-- START Dataset rows --

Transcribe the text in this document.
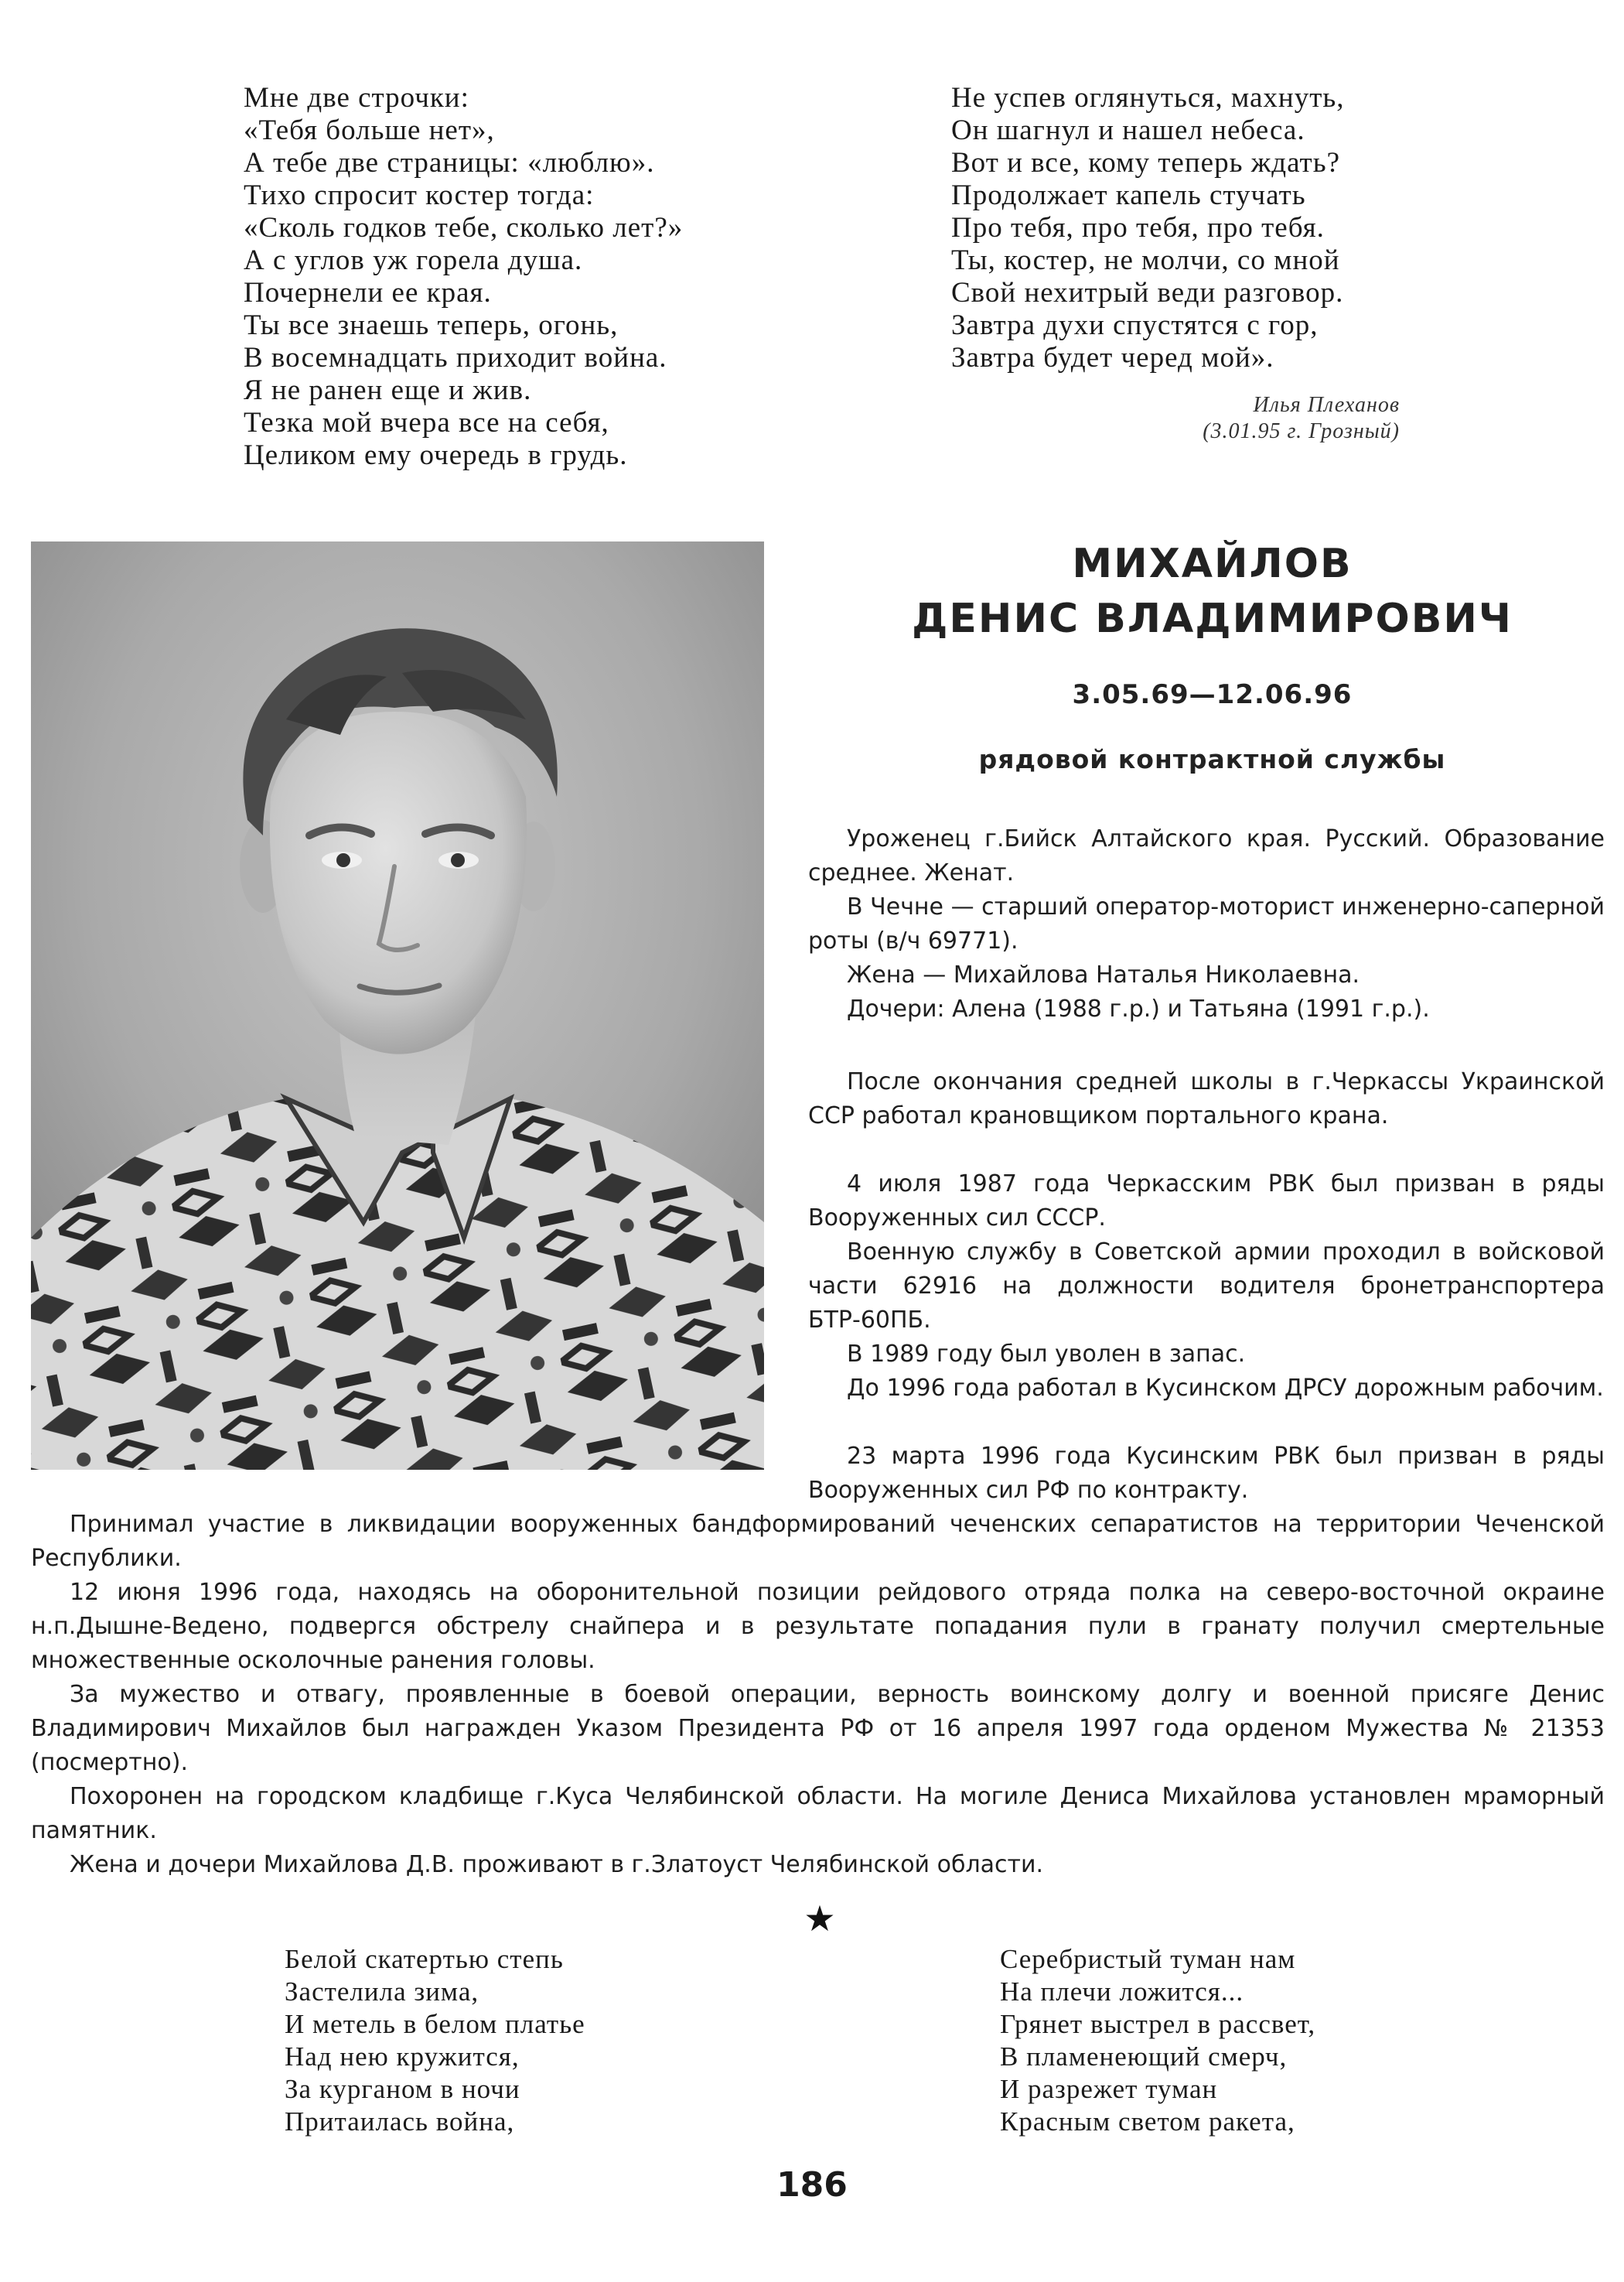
Мне две строчки:
«Тебя больше нет»,
А тебе две страницы: «люблю».
Тихо спросит костер тогда:
«Сколь годков тебе, сколько лет?»
А с углов уж горела душа.
Почернели ее края.
Ты все знаешь теперь, огонь,
В восемнадцать приходит война.
Я не ранен еще и жив.
Тезка мой вчера все на себя,
Целиком ему очередь в грудь.
Не успев оглянуться, махнуть,
Он шагнул и нашел небеса.
Вот и все, кому теперь ждать?
Продолжает капель стучать
Про тебя, про тебя, про тебя.
Ты, костер, не молчи, со мной
Свой нехитрый веди разговор.
Завтра духи спустятся с гор,
Завтра будет черед мой».
Илья Плеханов
(3.01.95 г. Грозный)
МИХАЙЛОВ
ДЕНИС ВЛАДИМИРОВИЧ
3.05.69—12.06.96
рядовой контрактной службы

Уроженец г.Бийск Алтайского края. Русский. Образование среднее. Женат.

В Чечне — старший оператор-моторист инженерно-саперной роты (в/ч 69771).

Жена — Михайлова Наталья Николаевна.

Дочери: Алена (1988 г.р.) и Татьяна (1991 г.р.).

После окончания средней школы в г.Черкассы Украинской ССР работал крановщиком портального крана.

4 июля 1987 года Черкасским РВК был призван в ряды Вооруженных сил СССР.

Военную службу в Советской армии проходил в войсковой части 62916 на должности водителя бронетранспортера БТР-60ПБ.

В 1989 году был уволен в запас.

До 1996 года работал в Кусинском ДРСУ дорожным рабочим.

23 марта 1996 года Кусинским РВК был призван в ряды Вооруженных сил РФ по контракту.

Принимал участие в ликвидации вооруженных бандформирований чеченских сепаратистов на территории Чеченской Республики.

12 июня 1996 года, находясь на оборонительной позиции рейдового отряда полка на северо-восточной окраине н.п.Дышне-Ведено, подвергся обстрелу снайпера и в результате попадания пули в гранату получил смертельные множественные осколочные ранения головы.

За мужество и отвагу, проявленные в боевой операции, верность воинскому долгу и военной присяге Денис Владимирович Михайлов был награжден Указом Президента РФ от 16 апреля 1997 года орденом Мужества № 21353 (посмертно).

Похоронен на городском кладбище г.Куса Челябинской области. На могиле Дениса Михайлова установлен мраморный памятник.

Жена и дочери Михайлова Д.В. проживают в г.Златоуст Челябинской области.

★
Белой скатертью степь
Застелила зима,
И метель в белом платье
Над нею кружится,
За курганом в ночи
Притаилась война,
Серебристый туман нам
На плечи ложится...
Грянет выстрел в рассвет,
В пламенеющий смерч,
И разрежет туман
Красным светом ракета,
186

-- END Dataset rows --

## Task statement
In the records above, locate the lines holding the word "области". Copy each of them.

## Solved problem
Похоронен на городском кладбище г.Куса Челябинской области. На могиле Дениса Михайлова установлен мраморный памятник.
Жена и дочери Михайлова Д.В. проживают в г.Златоуст Челябинской области.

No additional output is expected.